WRITTEN INSTRUCTION. Copy every line of the material below word for word.

## BEGIN RECORDS SHOWN

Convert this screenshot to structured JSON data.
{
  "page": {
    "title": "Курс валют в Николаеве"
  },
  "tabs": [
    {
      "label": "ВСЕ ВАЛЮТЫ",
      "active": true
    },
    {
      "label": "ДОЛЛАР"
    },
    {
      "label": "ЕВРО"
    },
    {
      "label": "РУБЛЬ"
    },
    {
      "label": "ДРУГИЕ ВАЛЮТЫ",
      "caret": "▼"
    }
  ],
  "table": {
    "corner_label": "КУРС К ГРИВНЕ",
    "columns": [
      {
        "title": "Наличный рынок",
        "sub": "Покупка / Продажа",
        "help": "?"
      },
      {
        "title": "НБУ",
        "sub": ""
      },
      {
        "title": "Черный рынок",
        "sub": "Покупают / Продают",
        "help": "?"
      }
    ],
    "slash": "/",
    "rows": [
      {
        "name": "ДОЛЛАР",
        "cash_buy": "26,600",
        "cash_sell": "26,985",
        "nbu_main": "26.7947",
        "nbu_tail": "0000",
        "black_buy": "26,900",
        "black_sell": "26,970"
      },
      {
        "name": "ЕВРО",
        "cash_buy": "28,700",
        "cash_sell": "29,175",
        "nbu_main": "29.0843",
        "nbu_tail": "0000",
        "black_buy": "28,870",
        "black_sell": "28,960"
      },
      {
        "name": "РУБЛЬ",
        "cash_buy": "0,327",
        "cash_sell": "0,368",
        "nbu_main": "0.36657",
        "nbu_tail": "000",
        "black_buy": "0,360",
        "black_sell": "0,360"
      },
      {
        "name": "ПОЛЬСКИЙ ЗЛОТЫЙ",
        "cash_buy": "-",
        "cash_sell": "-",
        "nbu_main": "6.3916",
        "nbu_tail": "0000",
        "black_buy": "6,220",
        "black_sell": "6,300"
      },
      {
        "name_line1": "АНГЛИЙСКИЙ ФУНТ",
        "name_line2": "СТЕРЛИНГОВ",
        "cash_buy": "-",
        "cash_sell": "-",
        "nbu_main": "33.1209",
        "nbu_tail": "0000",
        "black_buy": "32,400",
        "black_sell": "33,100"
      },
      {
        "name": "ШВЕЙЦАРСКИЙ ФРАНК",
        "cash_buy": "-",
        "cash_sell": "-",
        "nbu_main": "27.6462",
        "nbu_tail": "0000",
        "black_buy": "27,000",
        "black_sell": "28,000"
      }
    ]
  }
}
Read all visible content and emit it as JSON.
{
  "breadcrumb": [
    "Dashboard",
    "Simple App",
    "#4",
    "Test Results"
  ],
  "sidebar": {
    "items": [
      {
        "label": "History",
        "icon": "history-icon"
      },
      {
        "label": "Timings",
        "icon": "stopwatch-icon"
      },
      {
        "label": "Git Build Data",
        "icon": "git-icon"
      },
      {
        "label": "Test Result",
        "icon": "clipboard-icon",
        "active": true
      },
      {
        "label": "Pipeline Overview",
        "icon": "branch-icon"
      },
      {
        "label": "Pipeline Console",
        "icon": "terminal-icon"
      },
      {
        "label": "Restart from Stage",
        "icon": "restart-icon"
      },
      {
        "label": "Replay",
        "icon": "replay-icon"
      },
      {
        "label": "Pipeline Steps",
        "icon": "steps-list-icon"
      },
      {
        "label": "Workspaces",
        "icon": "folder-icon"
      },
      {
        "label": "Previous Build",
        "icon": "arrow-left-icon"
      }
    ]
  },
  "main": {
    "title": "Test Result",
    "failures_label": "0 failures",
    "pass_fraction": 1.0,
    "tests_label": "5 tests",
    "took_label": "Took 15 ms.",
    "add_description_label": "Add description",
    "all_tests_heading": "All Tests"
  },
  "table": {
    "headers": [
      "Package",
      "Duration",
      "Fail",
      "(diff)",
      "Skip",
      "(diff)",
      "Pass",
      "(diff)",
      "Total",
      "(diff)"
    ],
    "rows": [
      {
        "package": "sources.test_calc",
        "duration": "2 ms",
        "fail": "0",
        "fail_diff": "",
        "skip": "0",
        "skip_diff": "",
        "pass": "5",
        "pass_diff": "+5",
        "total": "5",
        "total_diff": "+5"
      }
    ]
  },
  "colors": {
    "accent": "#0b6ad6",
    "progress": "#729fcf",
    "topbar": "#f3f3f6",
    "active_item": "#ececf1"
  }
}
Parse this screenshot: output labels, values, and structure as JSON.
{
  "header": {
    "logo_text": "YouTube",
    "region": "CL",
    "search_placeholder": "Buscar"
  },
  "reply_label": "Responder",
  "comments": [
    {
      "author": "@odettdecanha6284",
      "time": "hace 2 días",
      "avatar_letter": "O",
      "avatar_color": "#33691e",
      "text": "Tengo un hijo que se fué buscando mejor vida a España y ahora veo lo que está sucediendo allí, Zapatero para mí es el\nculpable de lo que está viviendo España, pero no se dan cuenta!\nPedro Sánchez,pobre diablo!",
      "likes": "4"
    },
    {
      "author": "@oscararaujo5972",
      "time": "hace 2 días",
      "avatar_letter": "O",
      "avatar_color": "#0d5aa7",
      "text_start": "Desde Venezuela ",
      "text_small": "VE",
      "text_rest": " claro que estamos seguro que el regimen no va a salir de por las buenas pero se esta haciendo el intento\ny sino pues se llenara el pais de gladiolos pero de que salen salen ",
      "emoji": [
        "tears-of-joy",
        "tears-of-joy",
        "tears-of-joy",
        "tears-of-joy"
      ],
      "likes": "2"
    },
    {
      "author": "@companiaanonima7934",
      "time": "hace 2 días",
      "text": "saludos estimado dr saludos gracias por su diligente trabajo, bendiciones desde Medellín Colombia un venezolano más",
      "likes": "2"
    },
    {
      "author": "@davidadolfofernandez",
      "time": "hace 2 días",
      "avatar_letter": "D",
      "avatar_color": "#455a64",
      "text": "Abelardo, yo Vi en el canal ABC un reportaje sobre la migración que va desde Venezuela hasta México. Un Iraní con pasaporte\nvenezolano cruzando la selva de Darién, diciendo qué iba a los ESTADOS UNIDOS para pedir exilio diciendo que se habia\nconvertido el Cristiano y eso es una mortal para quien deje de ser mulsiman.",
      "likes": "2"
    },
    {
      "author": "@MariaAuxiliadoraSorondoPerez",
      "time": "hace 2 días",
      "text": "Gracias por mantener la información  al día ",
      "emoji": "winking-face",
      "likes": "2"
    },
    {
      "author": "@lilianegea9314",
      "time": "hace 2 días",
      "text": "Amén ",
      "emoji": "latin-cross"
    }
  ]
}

## END RECORDS SHOWN

TASK OUTPUT.
Convert this screenshot to structured JSON data.
{
  "page": {
    "title": "Курс валют в Николаеве"
  },
  "tabs": [
    {
      "label": "ВСЕ ВАЛЮТЫ",
      "active": true
    },
    {
      "label": "ДОЛЛАР"
    },
    {
      "label": "ЕВРО"
    },
    {
      "label": "РУБЛЬ"
    },
    {
      "label": "ДРУГИЕ ВАЛЮТЫ",
      "caret": "▼"
    }
  ],
  "table": {
    "corner_label": "КУРС К ГРИВНЕ",
    "columns": [
      {
        "title": "Наличный рынок",
        "sub": "Покупка / Продажа",
        "help": "?"
      },
      {
        "title": "НБУ",
        "sub": ""
      },
      {
        "title": "Черный рынок",
        "sub": "Покупают / Продают",
        "help": "?"
      }
    ],
    "slash": "/",
    "rows": [
      {
        "name": "ДОЛЛАР",
        "cash_buy": "26,600",
        "cash_sell": "26,985",
        "nbu_main": "26.7947",
        "nbu_tail": "0000",
        "black_buy": "26,900",
        "black_sell": "26,970"
      },
      {
        "name": "ЕВРО",
        "cash_buy": "28,700",
        "cash_sell": "29,175",
        "nbu_main": "29.0843",
        "nbu_tail": "0000",
        "black_buy": "28,870",
        "black_sell": "28,960"
      },
      {
        "name": "РУБЛЬ",
        "cash_buy": "0,327",
        "cash_sell": "0,368",
        "nbu_main": "0.36657",
        "nbu_tail": "000",
        "black_buy": "0,360",
        "black_sell": "0,360"
      },
      {
        "name": "ПОЛЬСКИЙ ЗЛОТЫЙ",
        "cash_buy": "-",
        "cash_sell": "-",
        "nbu_main": "6.3916",
        "nbu_tail": "0000",
        "black_buy": "6,220",
        "black_sell": "6,300"
      },
      {
        "name_line1": "АНГЛИЙСКИЙ ФУНТ",
        "name_line2": "СТЕРЛИНГОВ",
        "cash_buy": "-",
        "cash_sell": "-",
        "nbu_main": "33.1209",
        "nbu_tail": "0000",
        "black_buy": "32,400",
        "black_sell": "33,100"
      },
      {
        "name": "ШВЕЙЦАРСКИЙ ФРАНК",
        "cash_buy": "-",
        "cash_sell": "-",
        "nbu_main": "27.6462",
        "nbu_tail": "0000",
        "black_buy": "27,000",
        "black_sell": "28,000"
      }
    ]
  }
}
Read all visible content and emit it as JSON.
{
  "breadcrumb": [
    "Dashboard",
    "Simple App",
    "#4",
    "Test Results"
  ],
  "sidebar": {
    "items": [
      {
        "label": "History",
        "icon": "history-icon"
      },
      {
        "label": "Timings",
        "icon": "stopwatch-icon"
      },
      {
        "label": "Git Build Data",
        "icon": "git-icon"
      },
      {
        "label": "Test Result",
        "icon": "clipboard-icon",
        "active": true
      },
      {
        "label": "Pipeline Overview",
        "icon": "branch-icon"
      },
      {
        "label": "Pipeline Console",
        "icon": "terminal-icon"
      },
      {
        "label": "Restart from Stage",
        "icon": "restart-icon"
      },
      {
        "label": "Replay",
        "icon": "replay-icon"
      },
      {
        "label": "Pipeline Steps",
        "icon": "steps-list-icon"
      },
      {
        "label": "Workspaces",
        "icon": "folder-icon"
      },
      {
        "label": "Previous Build",
        "icon": "arrow-left-icon"
      }
    ]
  },
  "main": {
    "title": "Test Result",
    "failures_label": "0 failures",
    "pass_fraction": 1.0,
    "tests_label": "5 tests",
    "took_label": "Took 15 ms.",
    "add_description_label": "Add description",
    "all_tests_heading": "All Tests"
  },
  "table": {
    "headers": [
      "Package",
      "Duration",
      "Fail",
      "(diff)",
      "Skip",
      "(diff)",
      "Pass",
      "(diff)",
      "Total",
      "(diff)"
    ],
    "rows": [
      {
        "package": "sources.test_calc",
        "duration": "2 ms",
        "fail": "0",
        "fail_diff": "",
        "skip": "0",
        "skip_diff": "",
        "pass": "5",
        "pass_diff": "+5",
        "total": "5",
        "total_diff": "+5"
      }
    ]
  },
  "colors": {
    "accent": "#0b6ad6",
    "progress": "#729fcf",
    "topbar": "#f3f3f6",
    "active_item": "#ececf1"
  }
}
Parse this screenshot: output labels, values, and structure as JSON.
{
  "header": {
    "logo_text": "YouTube",
    "region": "CL",
    "search_placeholder": "Buscar"
  },
  "reply_label": "Responder",
  "comments": [
    {
      "author": "@odettdecanha6284",
      "time": "hace 2 días",
      "avatar_letter": "O",
      "avatar_color": "#33691e",
      "text": "Tengo un hijo que se fué buscando mejor vida a España y ahora veo lo que está sucediendo allí, Zapatero para mí es el\nculpable de lo que está viviendo España, pero no se dan cuenta!\nPedro Sánchez,pobre diablo!",
      "likes": "4"
    },
    {
      "author": "@oscararaujo5972",
      "time": "hace 2 días",
      "avatar_letter": "O",
      "avatar_color": "#0d5aa7",
      "text_start": "Desde Venezuela ",
      "text_small": "VE",
      "text_rest": " claro que estamos seguro que el regimen no va a salir de por las buenas pero se esta haciendo el intento\ny sino pues se llenara el pais de gladiolos pero de que salen salen ",
      "emoji": [
        "tears-of-joy",
        "tears-of-joy",
        "tears-of-joy",
        "tears-of-joy"
      ],
      "likes": "2"
    },
    {
      "author": "@companiaanonima7934",
      "time": "hace 2 días",
      "text": "saludos estimado dr saludos gracias por su diligente trabajo, bendiciones desde Medellín Colombia un venezolano más",
      "likes": "2"
    },
    {
      "author": "@davidadolfofernandez",
      "time": "hace 2 días",
      "avatar_letter": "D",
      "avatar_color": "#455a64",
      "text": "Abelardo, yo Vi en el canal ABC un reportaje sobre la migración que va desde Venezuela hasta México. Un Iraní con pasaporte\nvenezolano cruzando la selva de Darién, diciendo qué iba a los ESTADOS UNIDOS para pedir exilio diciendo que se habia\nconvertido el Cristiano y eso es una mortal para quien deje de ser mulsiman.",
      "likes": "2"
    },
    {
      "author": "@MariaAuxiliadoraSorondoPerez",
      "time": "hace 2 días",
      "text": "Gracias por mantener la información  al día ",
      "emoji": "winking-face",
      "likes": "2"
    },
    {
      "author": "@lilianegea9314",
      "time": "hace 2 días",
      "text": "Amén ",
      "emoji": "latin-cross"
    }
  ]
}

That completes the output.